* [CHALLENGE]:
Look below. Copy each line that has "предметів" in it.

╭──

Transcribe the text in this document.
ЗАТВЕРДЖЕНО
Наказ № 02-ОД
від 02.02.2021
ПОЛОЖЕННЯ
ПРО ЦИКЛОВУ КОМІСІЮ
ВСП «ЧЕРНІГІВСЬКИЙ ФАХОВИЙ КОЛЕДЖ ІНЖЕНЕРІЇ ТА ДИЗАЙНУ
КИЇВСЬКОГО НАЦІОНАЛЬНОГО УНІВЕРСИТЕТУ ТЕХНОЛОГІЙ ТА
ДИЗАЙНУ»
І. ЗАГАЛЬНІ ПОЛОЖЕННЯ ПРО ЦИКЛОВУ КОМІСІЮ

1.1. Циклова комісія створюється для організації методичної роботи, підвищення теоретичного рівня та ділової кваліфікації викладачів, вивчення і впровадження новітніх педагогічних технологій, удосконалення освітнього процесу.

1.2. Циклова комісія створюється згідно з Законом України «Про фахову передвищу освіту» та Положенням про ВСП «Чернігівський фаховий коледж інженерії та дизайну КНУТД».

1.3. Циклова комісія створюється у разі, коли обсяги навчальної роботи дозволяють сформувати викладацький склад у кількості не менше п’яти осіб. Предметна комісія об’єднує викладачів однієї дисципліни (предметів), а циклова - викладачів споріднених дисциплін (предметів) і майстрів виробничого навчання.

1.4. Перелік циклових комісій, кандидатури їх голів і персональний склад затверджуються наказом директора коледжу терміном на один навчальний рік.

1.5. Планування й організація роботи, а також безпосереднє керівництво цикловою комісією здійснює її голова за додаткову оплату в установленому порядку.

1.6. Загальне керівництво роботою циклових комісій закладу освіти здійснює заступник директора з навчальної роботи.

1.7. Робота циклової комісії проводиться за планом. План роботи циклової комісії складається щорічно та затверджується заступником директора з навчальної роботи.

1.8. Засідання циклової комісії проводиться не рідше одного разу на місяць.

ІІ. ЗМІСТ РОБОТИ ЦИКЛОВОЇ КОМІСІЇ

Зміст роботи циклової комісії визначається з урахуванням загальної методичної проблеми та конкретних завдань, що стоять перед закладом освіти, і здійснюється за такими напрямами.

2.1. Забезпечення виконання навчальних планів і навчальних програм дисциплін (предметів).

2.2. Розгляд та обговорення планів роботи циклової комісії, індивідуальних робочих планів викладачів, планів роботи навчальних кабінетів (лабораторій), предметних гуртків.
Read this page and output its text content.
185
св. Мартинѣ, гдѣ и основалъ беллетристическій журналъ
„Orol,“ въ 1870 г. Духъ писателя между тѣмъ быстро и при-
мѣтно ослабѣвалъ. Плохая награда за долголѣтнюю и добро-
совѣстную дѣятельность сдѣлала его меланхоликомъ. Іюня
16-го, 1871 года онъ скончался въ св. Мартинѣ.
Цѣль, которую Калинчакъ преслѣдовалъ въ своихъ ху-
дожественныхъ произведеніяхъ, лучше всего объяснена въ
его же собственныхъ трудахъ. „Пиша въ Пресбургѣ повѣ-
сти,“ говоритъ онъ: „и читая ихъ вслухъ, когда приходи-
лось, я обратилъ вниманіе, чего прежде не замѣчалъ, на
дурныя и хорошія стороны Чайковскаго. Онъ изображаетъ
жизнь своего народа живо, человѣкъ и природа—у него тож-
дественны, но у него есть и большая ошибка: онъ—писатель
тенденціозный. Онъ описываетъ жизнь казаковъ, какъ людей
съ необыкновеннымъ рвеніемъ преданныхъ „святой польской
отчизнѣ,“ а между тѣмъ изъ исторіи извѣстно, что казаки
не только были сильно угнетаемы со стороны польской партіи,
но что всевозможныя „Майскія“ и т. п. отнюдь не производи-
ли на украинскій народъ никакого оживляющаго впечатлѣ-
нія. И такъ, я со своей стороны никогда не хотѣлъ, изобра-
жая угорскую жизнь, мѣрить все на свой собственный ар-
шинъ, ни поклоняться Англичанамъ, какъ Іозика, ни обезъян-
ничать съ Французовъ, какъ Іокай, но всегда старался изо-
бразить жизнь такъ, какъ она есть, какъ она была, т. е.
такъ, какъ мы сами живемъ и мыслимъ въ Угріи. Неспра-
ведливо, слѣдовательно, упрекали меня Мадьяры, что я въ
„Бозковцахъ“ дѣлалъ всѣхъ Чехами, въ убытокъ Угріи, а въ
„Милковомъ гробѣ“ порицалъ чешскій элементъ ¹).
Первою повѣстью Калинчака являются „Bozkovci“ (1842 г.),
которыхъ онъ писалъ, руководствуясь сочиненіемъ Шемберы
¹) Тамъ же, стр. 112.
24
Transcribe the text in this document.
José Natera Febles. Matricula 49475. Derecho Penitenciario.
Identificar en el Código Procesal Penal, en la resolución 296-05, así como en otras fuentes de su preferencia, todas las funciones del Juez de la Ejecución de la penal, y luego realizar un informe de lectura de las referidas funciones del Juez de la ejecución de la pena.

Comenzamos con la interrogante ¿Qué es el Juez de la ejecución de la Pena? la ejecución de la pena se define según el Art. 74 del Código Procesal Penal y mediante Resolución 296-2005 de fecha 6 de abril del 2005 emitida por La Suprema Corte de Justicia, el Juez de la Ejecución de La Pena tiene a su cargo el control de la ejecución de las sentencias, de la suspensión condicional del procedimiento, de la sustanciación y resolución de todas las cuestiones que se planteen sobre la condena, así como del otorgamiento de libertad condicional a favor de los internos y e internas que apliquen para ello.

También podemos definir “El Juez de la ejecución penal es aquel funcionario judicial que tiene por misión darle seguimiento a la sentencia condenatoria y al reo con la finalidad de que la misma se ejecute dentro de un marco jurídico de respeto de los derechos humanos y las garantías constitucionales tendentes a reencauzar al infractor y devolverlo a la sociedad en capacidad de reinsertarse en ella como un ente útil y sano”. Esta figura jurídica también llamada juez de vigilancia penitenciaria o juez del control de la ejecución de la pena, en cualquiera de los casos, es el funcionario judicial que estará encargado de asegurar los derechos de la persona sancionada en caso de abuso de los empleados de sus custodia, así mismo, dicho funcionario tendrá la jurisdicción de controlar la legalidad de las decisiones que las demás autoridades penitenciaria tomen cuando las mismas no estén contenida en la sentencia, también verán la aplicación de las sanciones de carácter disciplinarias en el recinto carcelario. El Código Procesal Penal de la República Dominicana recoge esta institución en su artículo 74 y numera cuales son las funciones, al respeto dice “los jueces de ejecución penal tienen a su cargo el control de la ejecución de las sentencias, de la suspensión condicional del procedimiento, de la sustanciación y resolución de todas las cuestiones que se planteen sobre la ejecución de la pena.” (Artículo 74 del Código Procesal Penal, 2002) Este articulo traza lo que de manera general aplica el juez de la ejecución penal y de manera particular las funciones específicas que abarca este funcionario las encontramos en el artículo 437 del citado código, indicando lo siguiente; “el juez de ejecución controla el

╰──

* [ANSWER]:
1.3. Циклова комісія створюється у разі, коли обсяги навчальної роботи дозволяють сформувати викладацький склад у кількості не менше п’яти осіб. Предметна комісія об’єднує викладачів однієї дисципліни (предметів), а циклова - викладачів споріднених дисциплін (предметів) і майстрів виробничого навчання.
2.1. Забезпечення виконання навчальних планів і навчальних програм дисциплін (предметів).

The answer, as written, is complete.